PROVIDED DATA:
════

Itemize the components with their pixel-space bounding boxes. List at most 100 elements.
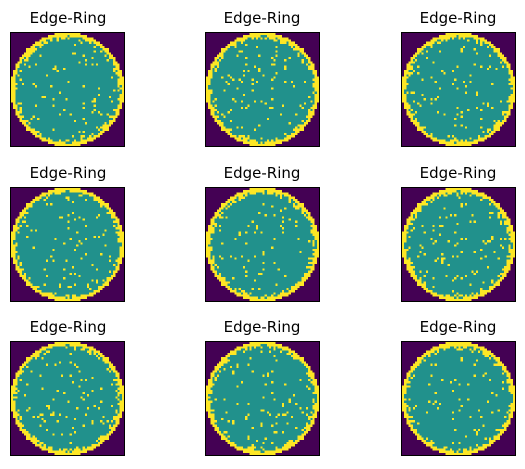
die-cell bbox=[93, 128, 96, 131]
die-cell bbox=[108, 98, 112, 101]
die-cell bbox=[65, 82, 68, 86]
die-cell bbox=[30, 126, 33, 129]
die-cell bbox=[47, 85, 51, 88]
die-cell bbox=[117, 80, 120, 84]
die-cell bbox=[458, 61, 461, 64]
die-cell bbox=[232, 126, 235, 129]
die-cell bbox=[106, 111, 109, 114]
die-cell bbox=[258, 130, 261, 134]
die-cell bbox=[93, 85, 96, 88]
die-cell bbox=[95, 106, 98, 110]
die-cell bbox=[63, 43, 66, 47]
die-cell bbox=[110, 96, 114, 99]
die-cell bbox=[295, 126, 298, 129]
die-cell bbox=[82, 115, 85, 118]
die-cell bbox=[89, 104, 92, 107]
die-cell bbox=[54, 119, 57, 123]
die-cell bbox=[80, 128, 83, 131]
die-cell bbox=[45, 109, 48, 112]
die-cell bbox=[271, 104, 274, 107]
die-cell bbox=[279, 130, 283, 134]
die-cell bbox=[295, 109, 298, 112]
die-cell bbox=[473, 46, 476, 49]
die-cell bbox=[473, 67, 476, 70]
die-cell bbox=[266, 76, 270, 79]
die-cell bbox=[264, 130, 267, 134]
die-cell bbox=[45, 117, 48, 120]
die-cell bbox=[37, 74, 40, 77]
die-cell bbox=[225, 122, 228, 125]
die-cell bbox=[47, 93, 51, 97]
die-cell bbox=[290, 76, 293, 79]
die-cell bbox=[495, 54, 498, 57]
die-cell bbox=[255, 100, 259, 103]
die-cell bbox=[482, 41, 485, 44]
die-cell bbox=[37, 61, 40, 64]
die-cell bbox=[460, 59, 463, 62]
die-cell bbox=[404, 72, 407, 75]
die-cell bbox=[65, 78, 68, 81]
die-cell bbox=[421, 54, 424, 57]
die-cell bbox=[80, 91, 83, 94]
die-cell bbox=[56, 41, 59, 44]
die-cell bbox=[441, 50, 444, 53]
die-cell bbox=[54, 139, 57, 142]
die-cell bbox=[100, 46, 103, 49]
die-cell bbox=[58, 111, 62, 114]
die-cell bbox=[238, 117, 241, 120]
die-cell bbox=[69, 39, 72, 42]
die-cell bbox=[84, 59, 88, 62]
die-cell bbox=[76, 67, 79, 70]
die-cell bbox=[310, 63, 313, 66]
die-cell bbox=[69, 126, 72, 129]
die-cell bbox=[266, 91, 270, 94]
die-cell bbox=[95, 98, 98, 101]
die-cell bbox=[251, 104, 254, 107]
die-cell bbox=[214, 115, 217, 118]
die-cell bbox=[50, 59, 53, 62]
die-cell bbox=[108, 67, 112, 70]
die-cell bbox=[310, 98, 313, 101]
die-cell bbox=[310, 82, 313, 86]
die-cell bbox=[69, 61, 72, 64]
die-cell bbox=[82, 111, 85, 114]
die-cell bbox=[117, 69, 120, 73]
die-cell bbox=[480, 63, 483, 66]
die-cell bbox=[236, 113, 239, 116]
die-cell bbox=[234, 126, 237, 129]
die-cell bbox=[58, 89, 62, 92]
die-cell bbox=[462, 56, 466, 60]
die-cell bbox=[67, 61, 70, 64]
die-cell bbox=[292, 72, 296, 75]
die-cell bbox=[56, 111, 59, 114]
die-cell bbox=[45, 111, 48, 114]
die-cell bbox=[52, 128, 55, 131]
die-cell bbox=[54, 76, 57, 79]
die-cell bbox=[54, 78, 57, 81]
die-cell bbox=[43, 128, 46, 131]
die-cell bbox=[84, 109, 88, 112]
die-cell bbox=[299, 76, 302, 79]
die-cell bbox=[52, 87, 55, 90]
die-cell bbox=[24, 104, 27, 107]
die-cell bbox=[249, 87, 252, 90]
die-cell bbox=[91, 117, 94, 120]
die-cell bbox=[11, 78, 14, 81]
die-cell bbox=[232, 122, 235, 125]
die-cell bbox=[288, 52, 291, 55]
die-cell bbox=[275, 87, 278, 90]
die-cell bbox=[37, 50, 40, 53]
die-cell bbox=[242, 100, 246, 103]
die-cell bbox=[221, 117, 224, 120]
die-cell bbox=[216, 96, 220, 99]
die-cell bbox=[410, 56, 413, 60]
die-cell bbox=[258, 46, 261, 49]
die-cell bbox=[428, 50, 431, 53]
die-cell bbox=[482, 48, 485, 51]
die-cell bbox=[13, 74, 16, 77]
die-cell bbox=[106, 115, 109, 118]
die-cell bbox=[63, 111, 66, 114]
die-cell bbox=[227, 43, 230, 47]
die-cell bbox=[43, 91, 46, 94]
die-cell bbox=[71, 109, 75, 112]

════

WHAT YOU SHOULD DO:
Rewrite the lines above with "pixel-space" changed to "image-space" and everything else left as is, omitting the pictures.

IN RESPONSE:
Itemize the components with their image-space bounding boxes. List at most 100 elements.
die-cell bbox=[93, 128, 96, 131]
die-cell bbox=[108, 98, 112, 101]
die-cell bbox=[65, 82, 68, 86]
die-cell bbox=[30, 126, 33, 129]
die-cell bbox=[47, 85, 51, 88]
die-cell bbox=[117, 80, 120, 84]
die-cell bbox=[458, 61, 461, 64]
die-cell bbox=[232, 126, 235, 129]
die-cell bbox=[106, 111, 109, 114]
die-cell bbox=[258, 130, 261, 134]
die-cell bbox=[93, 85, 96, 88]
die-cell bbox=[95, 106, 98, 110]
die-cell bbox=[63, 43, 66, 47]
die-cell bbox=[110, 96, 114, 99]
die-cell bbox=[295, 126, 298, 129]
die-cell bbox=[82, 115, 85, 118]
die-cell bbox=[89, 104, 92, 107]
die-cell bbox=[54, 119, 57, 123]
die-cell bbox=[80, 128, 83, 131]
die-cell bbox=[45, 109, 48, 112]
die-cell bbox=[271, 104, 274, 107]
die-cell bbox=[279, 130, 283, 134]
die-cell bbox=[295, 109, 298, 112]
die-cell bbox=[473, 46, 476, 49]
die-cell bbox=[473, 67, 476, 70]
die-cell bbox=[266, 76, 270, 79]
die-cell bbox=[264, 130, 267, 134]
die-cell bbox=[45, 117, 48, 120]
die-cell bbox=[37, 74, 40, 77]
die-cell bbox=[225, 122, 228, 125]
die-cell bbox=[47, 93, 51, 97]
die-cell bbox=[290, 76, 293, 79]
die-cell bbox=[495, 54, 498, 57]
die-cell bbox=[255, 100, 259, 103]
die-cell bbox=[482, 41, 485, 44]
die-cell bbox=[37, 61, 40, 64]
die-cell bbox=[460, 59, 463, 62]
die-cell bbox=[404, 72, 407, 75]
die-cell bbox=[65, 78, 68, 81]
die-cell bbox=[421, 54, 424, 57]
die-cell bbox=[80, 91, 83, 94]
die-cell bbox=[56, 41, 59, 44]
die-cell bbox=[441, 50, 444, 53]
die-cell bbox=[54, 139, 57, 142]
die-cell bbox=[100, 46, 103, 49]
die-cell bbox=[58, 111, 62, 114]
die-cell bbox=[238, 117, 241, 120]
die-cell bbox=[69, 39, 72, 42]
die-cell bbox=[84, 59, 88, 62]
die-cell bbox=[76, 67, 79, 70]
die-cell bbox=[310, 63, 313, 66]
die-cell bbox=[69, 126, 72, 129]
die-cell bbox=[266, 91, 270, 94]
die-cell bbox=[95, 98, 98, 101]
die-cell bbox=[251, 104, 254, 107]
die-cell bbox=[214, 115, 217, 118]
die-cell bbox=[50, 59, 53, 62]
die-cell bbox=[108, 67, 112, 70]
die-cell bbox=[310, 98, 313, 101]
die-cell bbox=[310, 82, 313, 86]
die-cell bbox=[69, 61, 72, 64]
die-cell bbox=[82, 111, 85, 114]
die-cell bbox=[117, 69, 120, 73]
die-cell bbox=[480, 63, 483, 66]
die-cell bbox=[236, 113, 239, 116]
die-cell bbox=[234, 126, 237, 129]
die-cell bbox=[58, 89, 62, 92]
die-cell bbox=[462, 56, 466, 60]
die-cell bbox=[67, 61, 70, 64]
die-cell bbox=[292, 72, 296, 75]
die-cell bbox=[56, 111, 59, 114]
die-cell bbox=[45, 111, 48, 114]
die-cell bbox=[52, 128, 55, 131]
die-cell bbox=[54, 76, 57, 79]
die-cell bbox=[54, 78, 57, 81]
die-cell bbox=[43, 128, 46, 131]
die-cell bbox=[84, 109, 88, 112]
die-cell bbox=[299, 76, 302, 79]
die-cell bbox=[52, 87, 55, 90]
die-cell bbox=[24, 104, 27, 107]
die-cell bbox=[249, 87, 252, 90]
die-cell bbox=[91, 117, 94, 120]
die-cell bbox=[11, 78, 14, 81]
die-cell bbox=[232, 122, 235, 125]
die-cell bbox=[288, 52, 291, 55]
die-cell bbox=[275, 87, 278, 90]
die-cell bbox=[37, 50, 40, 53]
die-cell bbox=[242, 100, 246, 103]
die-cell bbox=[221, 117, 224, 120]
die-cell bbox=[216, 96, 220, 99]
die-cell bbox=[410, 56, 413, 60]
die-cell bbox=[258, 46, 261, 49]
die-cell bbox=[428, 50, 431, 53]
die-cell bbox=[482, 48, 485, 51]
die-cell bbox=[13, 74, 16, 77]
die-cell bbox=[106, 115, 109, 118]
die-cell bbox=[63, 111, 66, 114]
die-cell bbox=[227, 43, 230, 47]
die-cell bbox=[43, 91, 46, 94]
die-cell bbox=[71, 109, 75, 112]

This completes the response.